Record extracts ->
-- Start --
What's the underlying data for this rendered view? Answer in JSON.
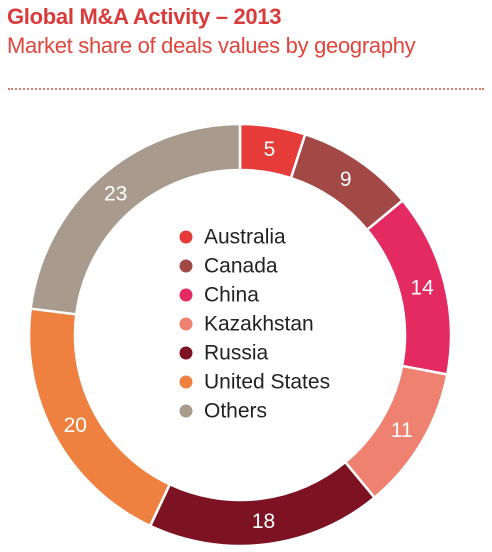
{
  "title": "Global M&A Activity – 2013",
  "subtitle": "Market share of deals values by geography",
  "chart_data": {
    "type": "pie",
    "donut": true,
    "categories": [
      "Australia",
      "Canada",
      "China",
      "Kazakhstan",
      "Russia",
      "United States",
      "Others"
    ],
    "values": [
      5,
      9,
      14,
      11,
      18,
      20,
      23
    ],
    "colors": [
      "#e53c39",
      "#a24845",
      "#e32a61",
      "#ef8170",
      "#7c1222",
      "#ef8140",
      "#a89a8d"
    ],
    "legend_position": "center"
  }
}
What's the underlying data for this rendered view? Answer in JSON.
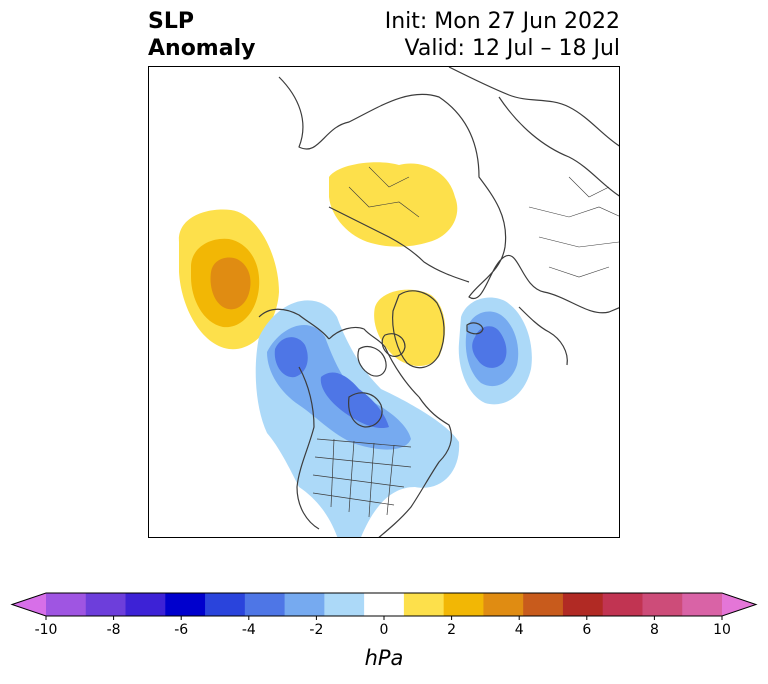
{
  "header": {
    "title_line1": "SLP",
    "title_line2": "Anomaly",
    "init": "Init: Mon 27 Jun 2022",
    "valid": "Valid: 12 Jul – 18 Jul"
  },
  "colorbar": {
    "unit": "hPa",
    "ticks": [
      "-10",
      "-8",
      "-6",
      "-4",
      "-2",
      "0",
      "2",
      "4",
      "6",
      "8",
      "10"
    ],
    "colors": [
      "#d76fe8",
      "#9f55e2",
      "#6d3edb",
      "#3d22d6",
      "#0000cd",
      "#2a44dc",
      "#4e76e6",
      "#76aaf0",
      "#acd9f8",
      "#ffffff",
      "#fde04b",
      "#f2b705",
      "#e08c12",
      "#c85b1c",
      "#b12a24",
      "#c13452",
      "#cd4c79",
      "#d963a6",
      "#e476d7"
    ]
  },
  "map": {
    "projection": "north-polar-stereographic",
    "coastline_color": "#3c3c3c",
    "anomaly_features": [
      {
        "name": "north-pacific-high",
        "sign": "positive",
        "peak_hpa": 4
      },
      {
        "name": "central-arctic-high",
        "sign": "positive",
        "peak_hpa": 2
      },
      {
        "name": "greenland-high",
        "sign": "positive",
        "peak_hpa": 2
      },
      {
        "name": "alaska-low",
        "sign": "negative",
        "peak_hpa": -4
      },
      {
        "name": "canada-us-trough",
        "sign": "negative",
        "peak_hpa": -3
      },
      {
        "name": "north-atlantic-low",
        "sign": "negative",
        "peak_hpa": -4
      }
    ]
  }
}
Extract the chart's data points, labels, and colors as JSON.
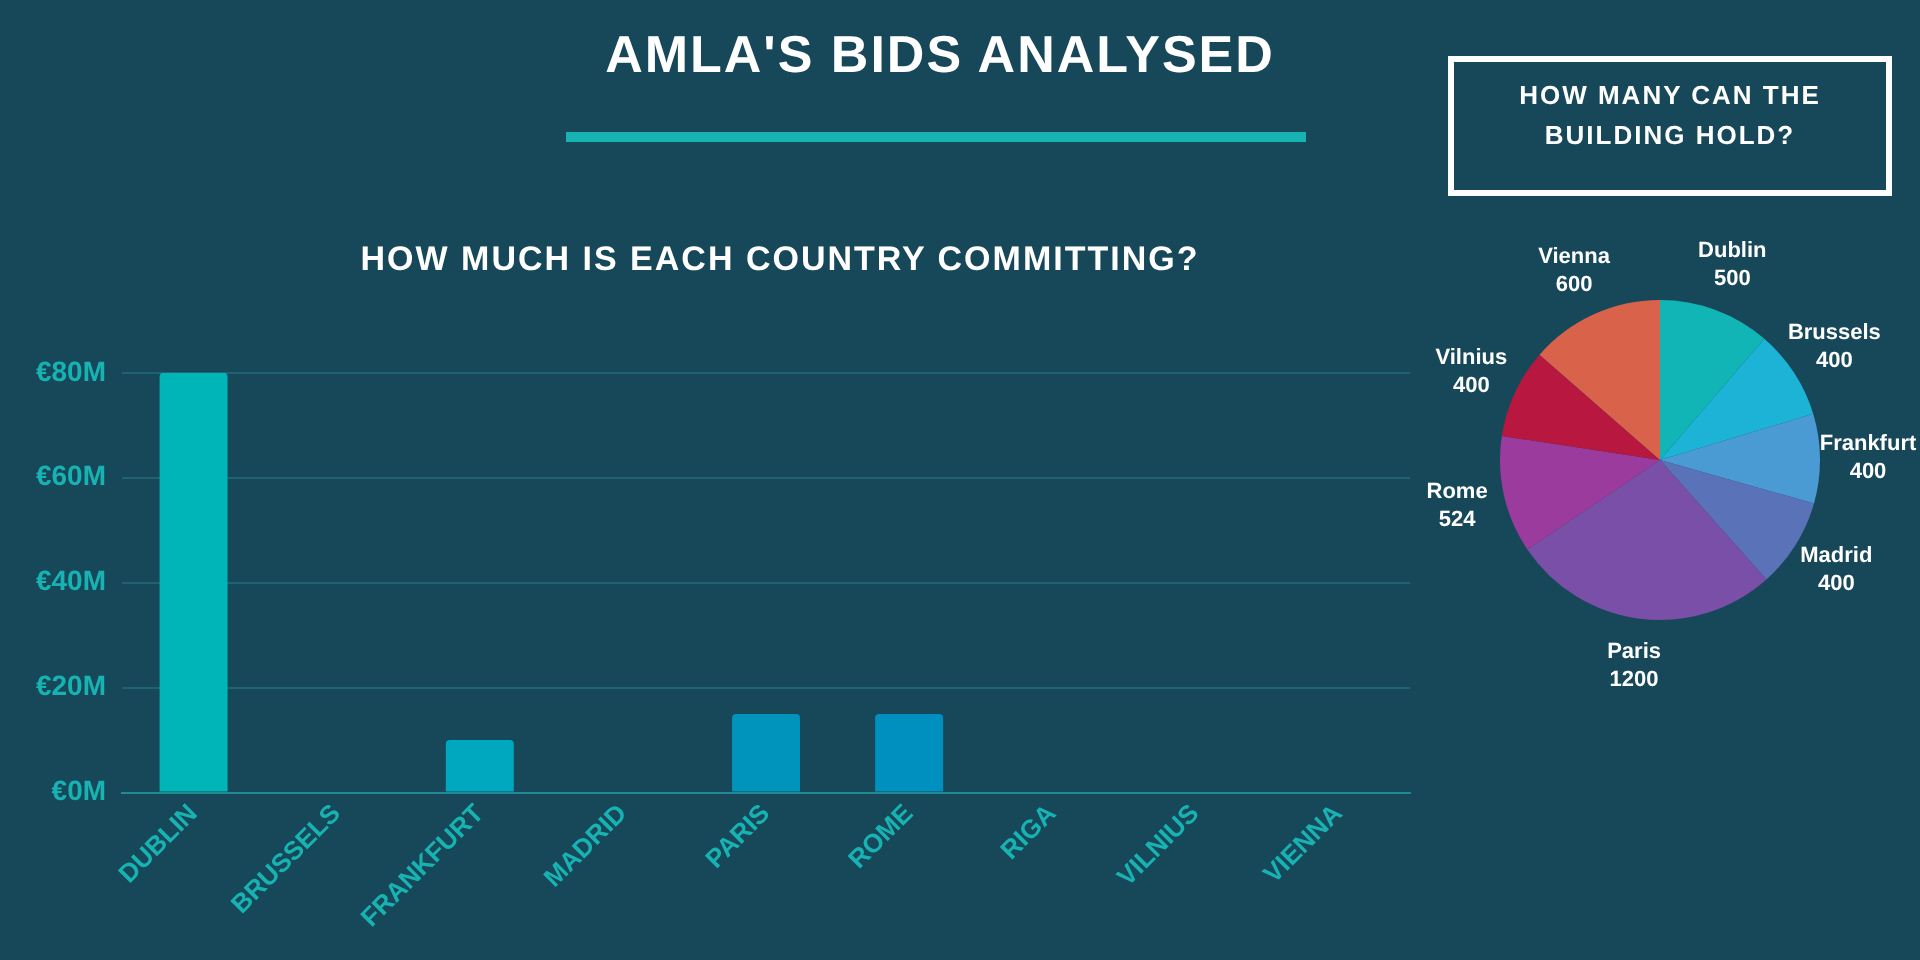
{
  "chart_data": [
    {
      "type": "bar",
      "title": "AMLA'S BIDS ANALYSED",
      "subtitle": "HOW MUCH IS EACH COUNTRY COMMITTING?",
      "categories": [
        "DUBLIN",
        "BRUSSELS",
        "FRANKFURT",
        "MADRID",
        "PARIS",
        "ROME",
        "RIGA",
        "VILNIUS",
        "VIENNA"
      ],
      "values": [
        80,
        0,
        10,
        0,
        15,
        15,
        0,
        0,
        0
      ],
      "colors": [
        "#00b5b8",
        "#00b0bc",
        "#00a8bf",
        "#00a0bd",
        "#0093bb",
        "#0090c0",
        "#0090c0",
        "#0090c0",
        "#0090c0"
      ],
      "ylim": [
        0,
        80
      ],
      "yticks": [
        {
          "value": 0,
          "label": "€0M"
        },
        {
          "value": 20,
          "label": "€20M"
        },
        {
          "value": 40,
          "label": "€40M"
        },
        {
          "value": 60,
          "label": "€60M"
        },
        {
          "value": 80,
          "label": "€80M"
        }
      ],
      "grid": "y",
      "legend": false
    },
    {
      "type": "pie",
      "title": "HOW MANY CAN THE BUILDING HOLD?",
      "categories": [
        "Dublin",
        "Brussels",
        "Frankfurt",
        "Madrid",
        "Paris",
        "Rome",
        "Vilnius",
        "Vienna"
      ],
      "values": [
        500,
        400,
        400,
        400,
        1200,
        524,
        400,
        600
      ],
      "colors": [
        "#12b5b5",
        "#1db3d6",
        "#4a9bd4",
        "#5a72b8",
        "#7a4fa8",
        "#9b3b9e",
        "#b8173f",
        "#d9634a"
      ],
      "data_labels": true,
      "legend": false
    }
  ]
}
-- End --
To be done -> Quote all the records verbatim, dropping any pictures from your copy.

The response ->
What's the underlying data for this rendered view? Answer in JSON.
{
  "title": "Global M&A Activity – 2013",
  "subtitle": "Market share of deals values by geography",
  "chart_data": {
    "type": "pie",
    "donut": true,
    "categories": [
      "Australia",
      "Canada",
      "China",
      "Kazakhstan",
      "Russia",
      "United States",
      "Others"
    ],
    "values": [
      5,
      9,
      14,
      11,
      18,
      20,
      23
    ],
    "colors": [
      "#e53c39",
      "#a24845",
      "#e32a61",
      "#ef8170",
      "#7c1222",
      "#ef8140",
      "#a89a8d"
    ],
    "legend_position": "center"
  }
}
What's the underlying data for this rendered view? Answer in JSON.
{
  "header": {
    "title_line1": "SLP",
    "title_line2": "Anomaly",
    "init": "Init: Mon 27 Jun 2022",
    "valid": "Valid: 12 Jul – 18 Jul"
  },
  "colorbar": {
    "unit": "hPa",
    "ticks": [
      "-10",
      "-8",
      "-6",
      "-4",
      "-2",
      "0",
      "2",
      "4",
      "6",
      "8",
      "10"
    ],
    "colors": [
      "#d76fe8",
      "#9f55e2",
      "#6d3edb",
      "#3d22d6",
      "#0000cd",
      "#2a44dc",
      "#4e76e6",
      "#76aaf0",
      "#acd9f8",
      "#ffffff",
      "#fde04b",
      "#f2b705",
      "#e08c12",
      "#c85b1c",
      "#b12a24",
      "#c13452",
      "#cd4c79",
      "#d963a6",
      "#e476d7"
    ]
  },
  "map": {
    "projection": "north-polar-stereographic",
    "coastline_color": "#3c3c3c",
    "anomaly_features": [
      {
        "name": "north-pacific-high",
        "sign": "positive",
        "peak_hpa": 4
      },
      {
        "name": "central-arctic-high",
        "sign": "positive",
        "peak_hpa": 2
      },
      {
        "name": "greenland-high",
        "sign": "positive",
        "peak_hpa": 2
      },
      {
        "name": "alaska-low",
        "sign": "negative",
        "peak_hpa": -4
      },
      {
        "name": "canada-us-trough",
        "sign": "negative",
        "peak_hpa": -3
      },
      {
        "name": "north-atlantic-low",
        "sign": "negative",
        "peak_hpa": -4
      }
    ]
  }
}
Extract the chart's data points, labels, and colors as JSON.
{
  "chart_data": [
    {
      "type": "bar",
      "title": "AMLA'S BIDS ANALYSED",
      "subtitle": "HOW MUCH IS EACH COUNTRY COMMITTING?",
      "categories": [
        "DUBLIN",
        "BRUSSELS",
        "FRANKFURT",
        "MADRID",
        "PARIS",
        "ROME",
        "RIGA",
        "VILNIUS",
        "VIENNA"
      ],
      "values": [
        80,
        0,
        10,
        0,
        15,
        15,
        0,
        0,
        0
      ],
      "colors": [
        "#00b5b8",
        "#00b0bc",
        "#00a8bf",
        "#00a0bd",
        "#0093bb",
        "#0090c0",
        "#0090c0",
        "#0090c0",
        "#0090c0"
      ],
      "ylim": [
        0,
        80
      ],
      "yticks": [
        {
          "value": 0,
          "label": "€0M"
        },
        {
          "value": 20,
          "label": "€20M"
        },
        {
          "value": 40,
          "label": "€40M"
        },
        {
          "value": 60,
          "label": "€60M"
        },
        {
          "value": 80,
          "label": "€80M"
        }
      ],
      "grid": "y",
      "legend": false
    },
    {
      "type": "pie",
      "title": "HOW MANY CAN THE BUILDING HOLD?",
      "categories": [
        "Dublin",
        "Brussels",
        "Frankfurt",
        "Madrid",
        "Paris",
        "Rome",
        "Vilnius",
        "Vienna"
      ],
      "values": [
        500,
        400,
        400,
        400,
        1200,
        524,
        400,
        600
      ],
      "colors": [
        "#12b5b5",
        "#1db3d6",
        "#4a9bd4",
        "#5a72b8",
        "#7a4fa8",
        "#9b3b9e",
        "#b8173f",
        "#d9634a"
      ],
      "data_labels": true,
      "legend": false
    }
  ]
}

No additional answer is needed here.